> WRITTEN INSTRUCTION:
Print all of the lines exactly. Any picture among them stays out.

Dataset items

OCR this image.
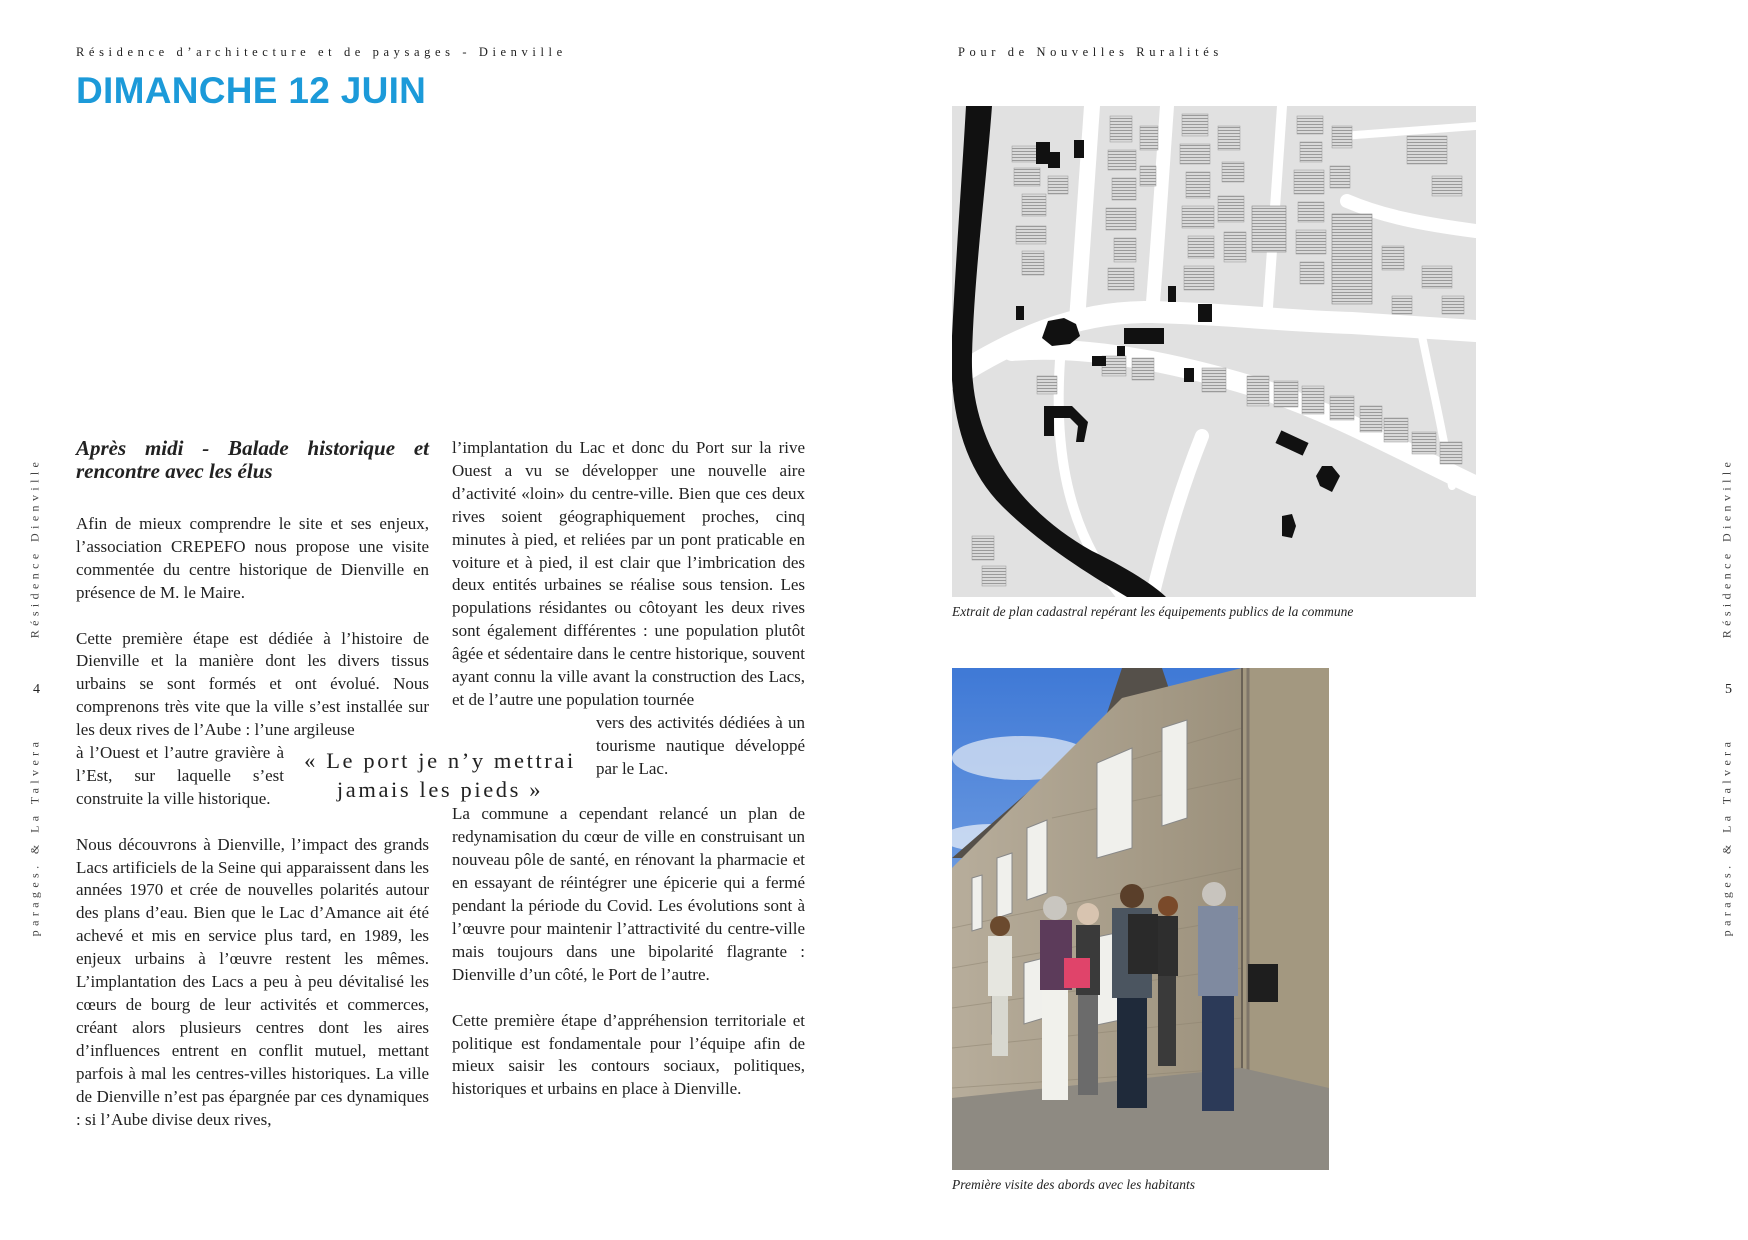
Résidence d’architecture et de paysages - Dienville	Pour de Nouvelles Ruralités
DIMANCHE 12 JUIN
Résidence Dienville
4
parages. & La Talvera
Résidence Dienville
5
parages. & La Talvera
Après midi - Balade historique et rencontre avec les élus

Afin de mieux comprendre le site et ses enjeux, l’association CREPEFO nous propose une visite commentée du centre historique de Dienville en présence de M. le Maire.

Cette première étape est dédiée à l’histoire de Dienville et la manière dont les divers tissus urbains se sont formés et ont évolué. Nous comprenons très vite que la ville s’est installée sur les deux rives de l’Aube : l’une argileuse

à l’Ouest et l’autre gravière à l’Est, sur laquelle s’est construite la ville historique.

Nous découvrons à Dienville, l’impact des grands Lacs artificiels de la Seine qui apparaissent dans les années 1970 et crée de nouvelles polarités autour des plans d’eau. Bien que le Lac d’Amance ait été achevé et mis en service plus tard, en 1989, les enjeux urbains à l’œuvre restent les mêmes. L’implantation des Lacs a peu à peu dévitalisé les cœurs de bourg de leur activités et commerces, créant alors plusieurs centres dont les aires d’influences entrent en conflit mutuel, mettant parfois à mal les centres-villes historiques. La ville de Dienville n’est pas épargnée par ces dynamiques : si l’Aube divise deux rives,

l’implantation du Lac et donc du Port sur la rive Ouest a vu se développer une nouvelle aire d’activité «loin» du centre-ville. Bien que ces deux rives soient géographiquement proches, cinq minutes à pied, et reliées par un pont praticable en voiture et à pied, il est clair que l’imbrication des deux entités urbaines se réalise sous tension. Les populations résidantes ou côtoyant les deux rives sont également différentes : une population plutôt âgée et sédentaire dans le centre historique, souvent ayant connu la ville avant la construction des Lacs, et de l’autre une population tournée

vers des activités dédiées à un tourisme nautique développé par le Lac.

La commune a cependant relancé un plan de redynamisation du cœur de ville en construisant un nouveau pôle de santé, en rénovant la pharmacie et en essayant de réintégrer une épicerie qui a fermé pendant la période du Covid. Les évolutions sont à l’œuvre pour maintenir l’attractivité du centre-ville mais toujours dans une bipolarité flagrante : Dienville d’un côté, le Port de l’autre.

Cette première étape d’appréhension territoriale et politique est fondamentale pour l’équipe afin de mieux saisir les contours sociaux, politiques, historiques et urbains en place à Dienville.

« Le port je n’y mettrai
jamais les pieds »
Extrait de plan cadastral repérant les équipements publics de la commune
Première visite des abords avec les habitants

> ANSWER TO THIS TASK:
OCR this image.
Résidence d’architecture et de paysages - Dienville	Pour de Nouvelles Ruralités
DIMANCHE 12 JUIN
Résidence Dienville
4
parages. & La Talvera
Résidence Dienville
5
parages. & La Talvera
Après midi - Balade historique et rencontre avec les élus

Afin de mieux comprendre le site et ses enjeux, l’association CREPEFO nous propose une visite commentée du centre historique de Dienville en présence de M. le Maire.

Cette première étape est dédiée à l’histoire de Dienville et la manière dont les divers tissus urbains se sont formés et ont évolué. Nous comprenons très vite que la ville s’est installée sur les deux rives de l’Aube : l’une argileuse

à l’Ouest et l’autre gravière à l’Est, sur laquelle s’est construite la ville historique.

Nous découvrons à Dienville, l’impact des grands Lacs artificiels de la Seine qui apparaissent dans les années 1970 et crée de nouvelles polarités autour des plans d’eau. Bien que le Lac d’Amance ait été achevé et mis en service plus tard, en 1989, les enjeux urbains à l’œuvre restent les mêmes. L’implantation des Lacs a peu à peu dévitalisé les cœurs de bourg de leur activités et commerces, créant alors plusieurs centres dont les aires d’influences entrent en conflit mutuel, mettant parfois à mal les centres-villes historiques. La ville de Dienville n’est pas épargnée par ces dynamiques : si l’Aube divise deux rives,

l’implantation du Lac et donc du Port sur la rive Ouest a vu se développer une nouvelle aire d’activité «loin» du centre-ville. Bien que ces deux rives soient géographiquement proches, cinq minutes à pied, et reliées par un pont praticable en voiture et à pied, il est clair que l’imbrication des deux entités urbaines se réalise sous tension. Les populations résidantes ou côtoyant les deux rives sont également différentes : une population plutôt âgée et sédentaire dans le centre historique, souvent ayant connu la ville avant la construction des Lacs, et de l’autre une population tournée

vers des activités dédiées à un tourisme nautique développé par le Lac.

La commune a cependant relancé un plan de redynamisation du cœur de ville en construisant un nouveau pôle de santé, en rénovant la pharmacie et en essayant de réintégrer une épicerie qui a fermé pendant la période du Covid. Les évolutions sont à l’œuvre pour maintenir l’attractivité du centre-ville mais toujours dans une bipolarité flagrante : Dienville d’un côté, le Port de l’autre.

Cette première étape d’appréhension territoriale et politique est fondamentale pour l’équipe afin de mieux saisir les contours sociaux, politiques, historiques et urbains en place à Dienville.

« Le port je n’y mettrai
jamais les pieds »
Extrait de plan cadastral repérant les équipements publics de la commune
Première visite des abords avec les habitants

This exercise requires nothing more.